* _Data records_
★ ★ ★ ★ ★

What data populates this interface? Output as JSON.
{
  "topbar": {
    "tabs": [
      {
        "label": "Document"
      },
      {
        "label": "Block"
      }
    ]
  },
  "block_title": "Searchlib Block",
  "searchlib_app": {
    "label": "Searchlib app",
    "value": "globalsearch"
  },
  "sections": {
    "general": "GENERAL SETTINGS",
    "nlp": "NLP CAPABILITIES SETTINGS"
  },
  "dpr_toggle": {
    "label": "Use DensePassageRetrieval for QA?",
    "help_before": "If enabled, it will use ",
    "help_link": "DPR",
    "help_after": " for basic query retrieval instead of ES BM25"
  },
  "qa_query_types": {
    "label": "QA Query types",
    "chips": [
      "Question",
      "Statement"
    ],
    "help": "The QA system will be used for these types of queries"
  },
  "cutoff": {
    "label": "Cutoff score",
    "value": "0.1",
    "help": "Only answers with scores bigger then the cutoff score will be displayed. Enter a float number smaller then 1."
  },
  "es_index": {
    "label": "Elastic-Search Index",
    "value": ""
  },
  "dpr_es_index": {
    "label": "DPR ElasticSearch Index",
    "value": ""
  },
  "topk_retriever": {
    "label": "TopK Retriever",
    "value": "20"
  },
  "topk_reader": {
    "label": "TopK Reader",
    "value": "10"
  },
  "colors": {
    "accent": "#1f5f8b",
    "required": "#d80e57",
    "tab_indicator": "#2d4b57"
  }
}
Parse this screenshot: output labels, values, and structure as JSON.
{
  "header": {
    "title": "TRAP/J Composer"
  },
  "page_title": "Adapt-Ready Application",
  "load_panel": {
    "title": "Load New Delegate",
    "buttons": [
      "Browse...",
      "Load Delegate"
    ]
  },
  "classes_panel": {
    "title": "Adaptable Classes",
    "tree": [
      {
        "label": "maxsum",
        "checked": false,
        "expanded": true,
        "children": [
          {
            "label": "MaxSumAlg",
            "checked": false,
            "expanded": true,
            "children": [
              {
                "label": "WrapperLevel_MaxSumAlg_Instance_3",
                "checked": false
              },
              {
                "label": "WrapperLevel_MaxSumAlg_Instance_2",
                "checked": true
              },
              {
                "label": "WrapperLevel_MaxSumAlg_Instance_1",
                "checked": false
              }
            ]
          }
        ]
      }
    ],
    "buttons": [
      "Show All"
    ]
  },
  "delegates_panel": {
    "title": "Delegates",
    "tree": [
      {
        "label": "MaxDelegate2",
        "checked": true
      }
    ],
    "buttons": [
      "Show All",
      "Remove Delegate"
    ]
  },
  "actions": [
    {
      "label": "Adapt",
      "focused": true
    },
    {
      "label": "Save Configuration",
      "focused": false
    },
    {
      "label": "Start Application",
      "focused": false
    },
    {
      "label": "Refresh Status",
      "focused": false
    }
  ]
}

★ ★ ★ ★ ★

* _WHAT YOU HAVE TO DO_
Starting with the line that contains "Parse this screenshot: output", output every line through the end of the listing above, unchanged.

* _TASK OUTPUT_
Parse this screenshot: output labels, values, and structure as JSON.
{
  "header": {
    "title": "TRAP/J Composer"
  },
  "page_title": "Adapt-Ready Application",
  "load_panel": {
    "title": "Load New Delegate",
    "buttons": [
      "Browse...",
      "Load Delegate"
    ]
  },
  "classes_panel": {
    "title": "Adaptable Classes",
    "tree": [
      {
        "label": "maxsum",
        "checked": false,
        "expanded": true,
        "children": [
          {
            "label": "MaxSumAlg",
            "checked": false,
            "expanded": true,
            "children": [
              {
                "label": "WrapperLevel_MaxSumAlg_Instance_3",
                "checked": false
              },
              {
                "label": "WrapperLevel_MaxSumAlg_Instance_2",
                "checked": true
              },
              {
                "label": "WrapperLevel_MaxSumAlg_Instance_1",
                "checked": false
              }
            ]
          }
        ]
      }
    ],
    "buttons": [
      "Show All"
    ]
  },
  "delegates_panel": {
    "title": "Delegates",
    "tree": [
      {
        "label": "MaxDelegate2",
        "checked": true
      }
    ],
    "buttons": [
      "Show All",
      "Remove Delegate"
    ]
  },
  "actions": [
    {
      "label": "Adapt",
      "focused": true
    },
    {
      "label": "Save Configuration",
      "focused": false
    },
    {
      "label": "Start Application",
      "focused": false
    },
    {
      "label": "Refresh Status",
      "focused": false
    }
  ]
}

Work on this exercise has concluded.